Problem details: Reproduce all lines of the listing below in which the word "Rolanda" occurs.

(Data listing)

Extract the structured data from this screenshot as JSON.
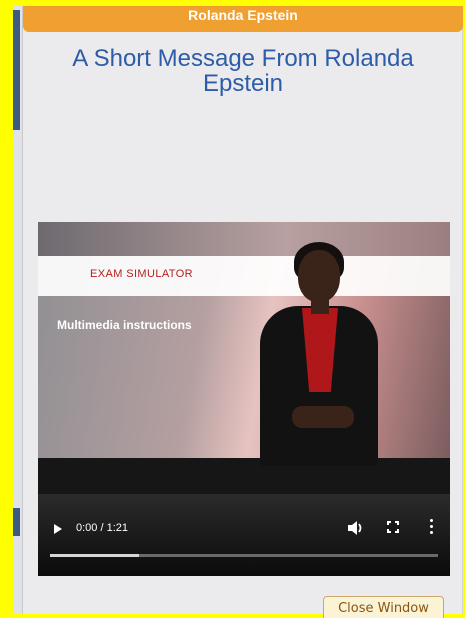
{
  "modal": {
    "header_label": "Rolanda Epstein",
    "title": "A Short Message From Rolanda Epstein",
    "close_button": "Close Window"
  },
  "video": {
    "banner_text": "EXAM SIMULATOR",
    "subtitle_text": "Multimedia instructions",
    "time_display": "0:00 / 1:21",
    "progress_buffered": 0.23,
    "controls": [
      "play-icon",
      "volume-icon",
      "fullscreen-icon",
      "more-options-icon"
    ]
  },
  "colors": {
    "header_bg": "#f0a030",
    "title_color": "#2d5ca8",
    "exam_text_color": "#b3211f",
    "frame_highlight": "#ffff00"
  }
}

The output:
    "header_label": "Rolanda Epstein",
    "title": "A Short Message From Rolanda Epstein",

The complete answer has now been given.